[Aim of the exercise]
Copy the records below exactly as they are written.

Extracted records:
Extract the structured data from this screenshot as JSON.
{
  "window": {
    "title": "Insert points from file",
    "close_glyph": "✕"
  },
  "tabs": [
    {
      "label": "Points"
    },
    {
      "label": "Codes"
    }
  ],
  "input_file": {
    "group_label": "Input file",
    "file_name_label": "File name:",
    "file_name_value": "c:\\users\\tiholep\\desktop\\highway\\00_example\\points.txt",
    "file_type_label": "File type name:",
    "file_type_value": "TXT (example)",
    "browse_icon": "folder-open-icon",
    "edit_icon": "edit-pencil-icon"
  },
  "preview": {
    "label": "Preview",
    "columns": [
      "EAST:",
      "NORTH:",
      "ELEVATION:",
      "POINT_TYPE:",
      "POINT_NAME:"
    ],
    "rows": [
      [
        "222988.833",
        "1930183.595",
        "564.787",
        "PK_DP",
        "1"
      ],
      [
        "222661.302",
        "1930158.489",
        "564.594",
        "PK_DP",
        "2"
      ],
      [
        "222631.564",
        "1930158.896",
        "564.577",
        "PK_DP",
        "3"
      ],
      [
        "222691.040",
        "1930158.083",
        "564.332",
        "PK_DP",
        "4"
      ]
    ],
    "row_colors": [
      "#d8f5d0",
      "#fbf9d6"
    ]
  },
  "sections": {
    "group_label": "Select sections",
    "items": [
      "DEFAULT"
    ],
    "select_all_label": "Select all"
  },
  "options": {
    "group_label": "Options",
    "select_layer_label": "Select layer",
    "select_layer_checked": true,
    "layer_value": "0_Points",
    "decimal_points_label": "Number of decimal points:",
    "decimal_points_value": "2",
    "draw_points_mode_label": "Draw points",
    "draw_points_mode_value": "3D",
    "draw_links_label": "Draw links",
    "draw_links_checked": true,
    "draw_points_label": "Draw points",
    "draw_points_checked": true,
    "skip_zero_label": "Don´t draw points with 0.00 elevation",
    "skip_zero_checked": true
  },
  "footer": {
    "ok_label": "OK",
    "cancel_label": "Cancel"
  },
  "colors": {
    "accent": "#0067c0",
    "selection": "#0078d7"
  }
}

[Solution to this exercise]
Extract the structured data from this screenshot as JSON.
{
  "window": {
    "title": "Insert points from file",
    "close_glyph": "✕"
  },
  "tabs": [
    {
      "label": "Points"
    },
    {
      "label": "Codes"
    }
  ],
  "input_file": {
    "group_label": "Input file",
    "file_name_label": "File name:",
    "file_name_value": "c:\\users\\tiholep\\desktop\\highway\\00_example\\points.txt",
    "file_type_label": "File type name:",
    "file_type_value": "TXT (example)",
    "browse_icon": "folder-open-icon",
    "edit_icon": "edit-pencil-icon"
  },
  "preview": {
    "label": "Preview",
    "columns": [
      "EAST:",
      "NORTH:",
      "ELEVATION:",
      "POINT_TYPE:",
      "POINT_NAME:"
    ],
    "rows": [
      [
        "222988.833",
        "1930183.595",
        "564.787",
        "PK_DP",
        "1"
      ],
      [
        "222661.302",
        "1930158.489",
        "564.594",
        "PK_DP",
        "2"
      ],
      [
        "222631.564",
        "1930158.896",
        "564.577",
        "PK_DP",
        "3"
      ],
      [
        "222691.040",
        "1930158.083",
        "564.332",
        "PK_DP",
        "4"
      ]
    ],
    "row_colors": [
      "#d8f5d0",
      "#fbf9d6"
    ]
  },
  "sections": {
    "group_label": "Select sections",
    "items": [
      "DEFAULT"
    ],
    "select_all_label": "Select all"
  },
  "options": {
    "group_label": "Options",
    "select_layer_label": "Select layer",
    "select_layer_checked": true,
    "layer_value": "0_Points",
    "decimal_points_label": "Number of decimal points:",
    "decimal_points_value": "2",
    "draw_points_mode_label": "Draw points",
    "draw_points_mode_value": "3D",
    "draw_links_label": "Draw links",
    "draw_links_checked": true,
    "draw_points_label": "Draw points",
    "draw_points_checked": true,
    "skip_zero_label": "Don´t draw points with 0.00 elevation",
    "skip_zero_checked": true
  },
  "footer": {
    "ok_label": "OK",
    "cancel_label": "Cancel"
  },
  "colors": {
    "accent": "#0067c0",
    "selection": "#0078d7"
  }
}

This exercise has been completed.